┏━━
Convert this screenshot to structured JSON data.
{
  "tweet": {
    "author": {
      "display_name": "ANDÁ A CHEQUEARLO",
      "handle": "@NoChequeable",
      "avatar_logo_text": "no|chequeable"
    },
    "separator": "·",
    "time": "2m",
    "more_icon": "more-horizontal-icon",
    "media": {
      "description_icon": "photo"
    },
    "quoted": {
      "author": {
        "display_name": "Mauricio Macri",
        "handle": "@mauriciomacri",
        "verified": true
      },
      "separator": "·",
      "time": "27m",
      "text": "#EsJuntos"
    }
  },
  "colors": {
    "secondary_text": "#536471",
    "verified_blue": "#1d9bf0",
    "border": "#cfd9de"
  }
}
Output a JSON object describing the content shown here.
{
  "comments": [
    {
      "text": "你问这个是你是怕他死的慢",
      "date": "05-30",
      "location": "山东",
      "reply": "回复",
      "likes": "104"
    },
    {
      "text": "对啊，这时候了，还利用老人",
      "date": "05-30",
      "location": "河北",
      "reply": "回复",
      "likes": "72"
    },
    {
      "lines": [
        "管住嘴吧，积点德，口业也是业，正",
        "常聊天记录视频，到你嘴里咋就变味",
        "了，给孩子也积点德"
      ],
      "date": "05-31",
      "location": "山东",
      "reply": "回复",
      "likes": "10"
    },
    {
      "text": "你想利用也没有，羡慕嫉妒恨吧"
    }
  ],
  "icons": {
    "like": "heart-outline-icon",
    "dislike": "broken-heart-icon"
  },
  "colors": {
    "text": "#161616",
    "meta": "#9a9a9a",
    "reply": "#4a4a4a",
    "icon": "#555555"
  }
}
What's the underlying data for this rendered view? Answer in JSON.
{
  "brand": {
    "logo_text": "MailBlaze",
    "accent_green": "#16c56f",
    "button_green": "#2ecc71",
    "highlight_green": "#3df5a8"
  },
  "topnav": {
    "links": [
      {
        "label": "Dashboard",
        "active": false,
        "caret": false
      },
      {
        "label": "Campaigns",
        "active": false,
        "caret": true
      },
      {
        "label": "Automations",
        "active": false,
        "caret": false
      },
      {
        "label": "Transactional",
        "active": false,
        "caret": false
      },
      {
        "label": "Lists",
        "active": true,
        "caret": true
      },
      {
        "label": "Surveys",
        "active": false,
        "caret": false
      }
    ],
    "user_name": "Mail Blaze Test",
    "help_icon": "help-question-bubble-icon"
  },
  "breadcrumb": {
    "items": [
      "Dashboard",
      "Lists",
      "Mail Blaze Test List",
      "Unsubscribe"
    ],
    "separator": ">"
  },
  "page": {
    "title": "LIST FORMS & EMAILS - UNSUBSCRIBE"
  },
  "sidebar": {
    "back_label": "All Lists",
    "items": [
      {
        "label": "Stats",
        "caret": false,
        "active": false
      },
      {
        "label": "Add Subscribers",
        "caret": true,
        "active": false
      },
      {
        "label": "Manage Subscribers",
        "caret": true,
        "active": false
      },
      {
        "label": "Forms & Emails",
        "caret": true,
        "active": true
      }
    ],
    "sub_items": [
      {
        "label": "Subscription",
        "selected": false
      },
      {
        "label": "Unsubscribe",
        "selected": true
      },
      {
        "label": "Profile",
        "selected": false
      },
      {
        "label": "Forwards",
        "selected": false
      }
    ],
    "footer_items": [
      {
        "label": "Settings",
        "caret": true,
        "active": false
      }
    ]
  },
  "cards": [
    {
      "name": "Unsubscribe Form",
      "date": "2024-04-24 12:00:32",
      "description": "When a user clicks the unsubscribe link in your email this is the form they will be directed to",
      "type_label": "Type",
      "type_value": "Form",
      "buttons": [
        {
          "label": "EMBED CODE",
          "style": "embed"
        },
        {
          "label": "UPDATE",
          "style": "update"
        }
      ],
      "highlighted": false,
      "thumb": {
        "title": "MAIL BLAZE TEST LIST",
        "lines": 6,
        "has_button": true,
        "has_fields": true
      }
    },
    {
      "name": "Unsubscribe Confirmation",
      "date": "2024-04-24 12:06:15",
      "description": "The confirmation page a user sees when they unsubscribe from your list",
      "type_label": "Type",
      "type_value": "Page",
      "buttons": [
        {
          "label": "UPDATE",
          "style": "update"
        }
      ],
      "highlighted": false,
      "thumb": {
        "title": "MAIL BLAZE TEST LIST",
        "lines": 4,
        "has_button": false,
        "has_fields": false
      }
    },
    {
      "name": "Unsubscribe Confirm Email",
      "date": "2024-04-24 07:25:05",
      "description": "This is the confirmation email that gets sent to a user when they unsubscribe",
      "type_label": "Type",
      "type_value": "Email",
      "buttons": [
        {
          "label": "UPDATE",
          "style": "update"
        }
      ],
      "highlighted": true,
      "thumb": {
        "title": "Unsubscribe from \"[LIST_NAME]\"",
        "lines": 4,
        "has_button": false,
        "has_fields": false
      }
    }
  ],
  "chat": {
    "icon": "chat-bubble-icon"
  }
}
┗━━
Set problem:
Return all the data above once more, precisely as given.

Output of the exercise:
Convert this screenshot to structured JSON data.
{
  "tweet": {
    "author": {
      "display_name": "ANDÁ A CHEQUEARLO",
      "handle": "@NoChequeable",
      "avatar_logo_text": "no|chequeable"
    },
    "separator": "·",
    "time": "2m",
    "more_icon": "more-horizontal-icon",
    "media": {
      "description_icon": "photo"
    },
    "quoted": {
      "author": {
        "display_name": "Mauricio Macri",
        "handle": "@mauriciomacri",
        "verified": true
      },
      "separator": "·",
      "time": "27m",
      "text": "#EsJuntos"
    }
  },
  "colors": {
    "secondary_text": "#536471",
    "verified_blue": "#1d9bf0",
    "border": "#cfd9de"
  }
}
Output a JSON object describing the content shown here.
{
  "comments": [
    {
      "text": "你问这个是你是怕他死的慢",
      "date": "05-30",
      "location": "山东",
      "reply": "回复",
      "likes": "104"
    },
    {
      "text": "对啊，这时候了，还利用老人",
      "date": "05-30",
      "location": "河北",
      "reply": "回复",
      "likes": "72"
    },
    {
      "lines": [
        "管住嘴吧，积点德，口业也是业，正",
        "常聊天记录视频，到你嘴里咋就变味",
        "了，给孩子也积点德"
      ],
      "date": "05-31",
      "location": "山东",
      "reply": "回复",
      "likes": "10"
    },
    {
      "text": "你想利用也没有，羡慕嫉妒恨吧"
    }
  ],
  "icons": {
    "like": "heart-outline-icon",
    "dislike": "broken-heart-icon"
  },
  "colors": {
    "text": "#161616",
    "meta": "#9a9a9a",
    "reply": "#4a4a4a",
    "icon": "#555555"
  }
}
What's the underlying data for this rendered view? Answer in JSON.
{
  "brand": {
    "logo_text": "MailBlaze",
    "accent_green": "#16c56f",
    "button_green": "#2ecc71",
    "highlight_green": "#3df5a8"
  },
  "topnav": {
    "links": [
      {
        "label": "Dashboard",
        "active": false,
        "caret": false
      },
      {
        "label": "Campaigns",
        "active": false,
        "caret": true
      },
      {
        "label": "Automations",
        "active": false,
        "caret": false
      },
      {
        "label": "Transactional",
        "active": false,
        "caret": false
      },
      {
        "label": "Lists",
        "active": true,
        "caret": true
      },
      {
        "label": "Surveys",
        "active": false,
        "caret": false
      }
    ],
    "user_name": "Mail Blaze Test",
    "help_icon": "help-question-bubble-icon"
  },
  "breadcrumb": {
    "items": [
      "Dashboard",
      "Lists",
      "Mail Blaze Test List",
      "Unsubscribe"
    ],
    "separator": ">"
  },
  "page": {
    "title": "LIST FORMS & EMAILS - UNSUBSCRIBE"
  },
  "sidebar": {
    "back_label": "All Lists",
    "items": [
      {
        "label": "Stats",
        "caret": false,
        "active": false
      },
      {
        "label": "Add Subscribers",
        "caret": true,
        "active": false
      },
      {
        "label": "Manage Subscribers",
        "caret": true,
        "active": false
      },
      {
        "label": "Forms & Emails",
        "caret": true,
        "active": true
      }
    ],
    "sub_items": [
      {
        "label": "Subscription",
        "selected": false
      },
      {
        "label": "Unsubscribe",
        "selected": true
      },
      {
        "label": "Profile",
        "selected": false
      },
      {
        "label": "Forwards",
        "selected": false
      }
    ],
    "footer_items": [
      {
        "label": "Settings",
        "caret": true,
        "active": false
      }
    ]
  },
  "cards": [
    {
      "name": "Unsubscribe Form",
      "date": "2024-04-24 12:00:32",
      "description": "When a user clicks the unsubscribe link in your email this is the form they will be directed to",
      "type_label": "Type",
      "type_value": "Form",
      "buttons": [
        {
          "label": "EMBED CODE",
          "style": "embed"
        },
        {
          "label": "UPDATE",
          "style": "update"
        }
      ],
      "highlighted": false,
      "thumb": {
        "title": "MAIL BLAZE TEST LIST",
        "lines": 6,
        "has_button": true,
        "has_fields": true
      }
    },
    {
      "name": "Unsubscribe Confirmation",
      "date": "2024-04-24 12:06:15",
      "description": "The confirmation page a user sees when they unsubscribe from your list",
      "type_label": "Type",
      "type_value": "Page",
      "buttons": [
        {
          "label": "UPDATE",
          "style": "update"
        }
      ],
      "highlighted": false,
      "thumb": {
        "title": "MAIL BLAZE TEST LIST",
        "lines": 4,
        "has_button": false,
        "has_fields": false
      }
    },
    {
      "name": "Unsubscribe Confirm Email",
      "date": "2024-04-24 07:25:05",
      "description": "This is the confirmation email that gets sent to a user when they unsubscribe",
      "type_label": "Type",
      "type_value": "Email",
      "buttons": [
        {
          "label": "UPDATE",
          "style": "update"
        }
      ],
      "highlighted": true,
      "thumb": {
        "title": "Unsubscribe from \"[LIST_NAME]\"",
        "lines": 4,
        "has_button": false,
        "has_fields": false
      }
    }
  ],
  "chat": {
    "icon": "chat-bubble-icon"
  }
}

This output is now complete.